## Listed entries
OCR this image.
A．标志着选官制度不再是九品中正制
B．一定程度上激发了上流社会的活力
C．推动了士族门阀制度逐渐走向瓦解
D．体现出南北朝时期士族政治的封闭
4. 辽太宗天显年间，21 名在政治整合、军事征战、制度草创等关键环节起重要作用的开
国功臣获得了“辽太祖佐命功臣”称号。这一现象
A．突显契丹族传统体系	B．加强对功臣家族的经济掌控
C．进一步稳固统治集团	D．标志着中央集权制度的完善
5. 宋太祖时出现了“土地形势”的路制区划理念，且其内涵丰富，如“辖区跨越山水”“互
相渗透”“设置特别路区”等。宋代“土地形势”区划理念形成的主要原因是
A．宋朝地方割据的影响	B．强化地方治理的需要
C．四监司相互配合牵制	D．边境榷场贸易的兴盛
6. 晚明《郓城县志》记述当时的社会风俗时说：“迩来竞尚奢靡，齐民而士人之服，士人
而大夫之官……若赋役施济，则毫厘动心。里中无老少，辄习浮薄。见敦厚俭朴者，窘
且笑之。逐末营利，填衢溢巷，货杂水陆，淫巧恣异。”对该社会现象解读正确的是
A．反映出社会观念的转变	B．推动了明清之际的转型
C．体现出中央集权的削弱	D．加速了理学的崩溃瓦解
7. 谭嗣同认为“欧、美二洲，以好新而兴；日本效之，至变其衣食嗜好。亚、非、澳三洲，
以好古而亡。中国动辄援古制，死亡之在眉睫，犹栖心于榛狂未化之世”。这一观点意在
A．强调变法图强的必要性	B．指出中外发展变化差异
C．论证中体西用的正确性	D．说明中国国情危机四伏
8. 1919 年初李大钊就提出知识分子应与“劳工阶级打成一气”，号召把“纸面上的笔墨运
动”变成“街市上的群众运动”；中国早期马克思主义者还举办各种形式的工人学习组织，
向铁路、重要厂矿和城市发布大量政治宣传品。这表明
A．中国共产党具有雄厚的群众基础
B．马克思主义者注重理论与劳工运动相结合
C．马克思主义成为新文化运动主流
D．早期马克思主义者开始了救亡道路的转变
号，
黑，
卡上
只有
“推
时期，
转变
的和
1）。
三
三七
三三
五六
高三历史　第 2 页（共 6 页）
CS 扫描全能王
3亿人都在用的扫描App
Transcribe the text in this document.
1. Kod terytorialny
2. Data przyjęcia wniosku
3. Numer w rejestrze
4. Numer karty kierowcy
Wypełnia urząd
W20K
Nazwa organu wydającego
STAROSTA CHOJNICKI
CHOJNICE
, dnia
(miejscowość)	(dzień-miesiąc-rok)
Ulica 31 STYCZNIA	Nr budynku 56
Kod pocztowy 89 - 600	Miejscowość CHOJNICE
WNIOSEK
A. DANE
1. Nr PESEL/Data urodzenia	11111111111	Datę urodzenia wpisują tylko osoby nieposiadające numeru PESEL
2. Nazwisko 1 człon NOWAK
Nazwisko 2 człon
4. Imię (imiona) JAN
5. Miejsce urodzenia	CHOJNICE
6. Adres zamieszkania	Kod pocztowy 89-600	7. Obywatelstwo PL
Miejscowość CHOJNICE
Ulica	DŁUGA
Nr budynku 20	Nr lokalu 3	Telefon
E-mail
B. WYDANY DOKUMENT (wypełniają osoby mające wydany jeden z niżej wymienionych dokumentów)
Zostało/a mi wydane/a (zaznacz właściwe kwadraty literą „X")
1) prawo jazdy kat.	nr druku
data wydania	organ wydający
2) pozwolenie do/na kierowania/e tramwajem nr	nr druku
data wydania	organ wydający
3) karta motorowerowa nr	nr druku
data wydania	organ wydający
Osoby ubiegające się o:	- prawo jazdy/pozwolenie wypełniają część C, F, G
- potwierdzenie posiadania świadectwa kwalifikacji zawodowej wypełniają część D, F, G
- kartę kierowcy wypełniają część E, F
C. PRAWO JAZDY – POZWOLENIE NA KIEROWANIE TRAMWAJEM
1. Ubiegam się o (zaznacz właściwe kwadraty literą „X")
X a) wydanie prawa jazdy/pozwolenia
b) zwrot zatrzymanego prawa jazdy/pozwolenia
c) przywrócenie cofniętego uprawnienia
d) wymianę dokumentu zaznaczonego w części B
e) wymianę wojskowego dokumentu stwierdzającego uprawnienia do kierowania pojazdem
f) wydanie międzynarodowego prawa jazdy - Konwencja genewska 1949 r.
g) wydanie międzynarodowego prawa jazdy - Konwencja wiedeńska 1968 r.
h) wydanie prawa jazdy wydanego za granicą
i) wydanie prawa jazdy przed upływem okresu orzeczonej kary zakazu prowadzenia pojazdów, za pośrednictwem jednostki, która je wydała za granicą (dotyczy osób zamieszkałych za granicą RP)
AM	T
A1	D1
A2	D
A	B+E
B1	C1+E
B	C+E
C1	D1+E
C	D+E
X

## What to do
Repeat the entries shown above, every one, word for word.

## Written solution
OCR this image.
A．标志着选官制度不再是九品中正制
B．一定程度上激发了上流社会的活力
C．推动了士族门阀制度逐渐走向瓦解
D．体现出南北朝时期士族政治的封闭
4. 辽太宗天显年间，21 名在政治整合、军事征战、制度草创等关键环节起重要作用的开
国功臣获得了“辽太祖佐命功臣”称号。这一现象
A．突显契丹族传统体系	B．加强对功臣家族的经济掌控
C．进一步稳固统治集团	D．标志着中央集权制度的完善
5. 宋太祖时出现了“土地形势”的路制区划理念，且其内涵丰富，如“辖区跨越山水”“互
相渗透”“设置特别路区”等。宋代“土地形势”区划理念形成的主要原因是
A．宋朝地方割据的影响	B．强化地方治理的需要
C．四监司相互配合牵制	D．边境榷场贸易的兴盛
6. 晚明《郓城县志》记述当时的社会风俗时说：“迩来竞尚奢靡，齐民而士人之服，士人
而大夫之官……若赋役施济，则毫厘动心。里中无老少，辄习浮薄。见敦厚俭朴者，窘
且笑之。逐末营利，填衢溢巷，货杂水陆，淫巧恣异。”对该社会现象解读正确的是
A．反映出社会观念的转变	B．推动了明清之际的转型
C．体现出中央集权的削弱	D．加速了理学的崩溃瓦解
7. 谭嗣同认为“欧、美二洲，以好新而兴；日本效之，至变其衣食嗜好。亚、非、澳三洲，
以好古而亡。中国动辄援古制，死亡之在眉睫，犹栖心于榛狂未化之世”。这一观点意在
A．强调变法图强的必要性	B．指出中外发展变化差异
C．论证中体西用的正确性	D．说明中国国情危机四伏
8. 1919 年初李大钊就提出知识分子应与“劳工阶级打成一气”，号召把“纸面上的笔墨运
动”变成“街市上的群众运动”；中国早期马克思主义者还举办各种形式的工人学习组织，
向铁路、重要厂矿和城市发布大量政治宣传品。这表明
A．中国共产党具有雄厚的群众基础
B．马克思主义者注重理论与劳工运动相结合
C．马克思主义成为新文化运动主流
D．早期马克思主义者开始了救亡道路的转变
号，
黑，
卡上
只有
“推
时期，
转变
的和
1）。
三
三七
三三
五六
高三历史　第 2 页（共 6 页）
CS 扫描全能王
3亿人都在用的扫描App
Transcribe the text in this document.
1. Kod terytorialny
2. Data przyjęcia wniosku
3. Numer w rejestrze
4. Numer karty kierowcy
Wypełnia urząd
W20K
Nazwa organu wydającego
STAROSTA CHOJNICKI
CHOJNICE
, dnia
(miejscowość)	(dzień-miesiąc-rok)
Ulica 31 STYCZNIA	Nr budynku 56
Kod pocztowy 89 - 600	Miejscowość CHOJNICE
WNIOSEK
A. DANE
1. Nr PESEL/Data urodzenia	11111111111	Datę urodzenia wpisują tylko osoby nieposiadające numeru PESEL
2. Nazwisko 1 człon NOWAK
Nazwisko 2 człon
4. Imię (imiona) JAN
5. Miejsce urodzenia	CHOJNICE
6. Adres zamieszkania	Kod pocztowy 89-600	7. Obywatelstwo PL
Miejscowość CHOJNICE
Ulica	DŁUGA
Nr budynku 20	Nr lokalu 3	Telefon
E-mail
B. WYDANY DOKUMENT (wypełniają osoby mające wydany jeden z niżej wymienionych dokumentów)
Zostało/a mi wydane/a (zaznacz właściwe kwadraty literą „X")
1) prawo jazdy kat.	nr druku
data wydania	organ wydający
2) pozwolenie do/na kierowania/e tramwajem nr	nr druku
data wydania	organ wydający
3) karta motorowerowa nr	nr druku
data wydania	organ wydający
Osoby ubiegające się o:	- prawo jazdy/pozwolenie wypełniają część C, F, G
- potwierdzenie posiadania świadectwa kwalifikacji zawodowej wypełniają część D, F, G
- kartę kierowcy wypełniają część E, F
C. PRAWO JAZDY – POZWOLENIE NA KIEROWANIE TRAMWAJEM
1. Ubiegam się o (zaznacz właściwe kwadraty literą „X")
X a) wydanie prawa jazdy/pozwolenia
b) zwrot zatrzymanego prawa jazdy/pozwolenia
c) przywrócenie cofniętego uprawnienia
d) wymianę dokumentu zaznaczonego w części B
e) wymianę wojskowego dokumentu stwierdzającego uprawnienia do kierowania pojazdem
f) wydanie międzynarodowego prawa jazdy - Konwencja genewska 1949 r.
g) wydanie międzynarodowego prawa jazdy - Konwencja wiedeńska 1968 r.
h) wydanie prawa jazdy wydanego za granicą
i) wydanie prawa jazdy przed upływem okresu orzeczonej kary zakazu prowadzenia pojazdów, za pośrednictwem jednostki, która je wydała za granicą (dotyczy osób zamieszkałych za granicą RP)
AM	T
A1	D1
A2	D
A	B+E
B1	C1+E
B	C+E
C1	D1+E
C	D+E
X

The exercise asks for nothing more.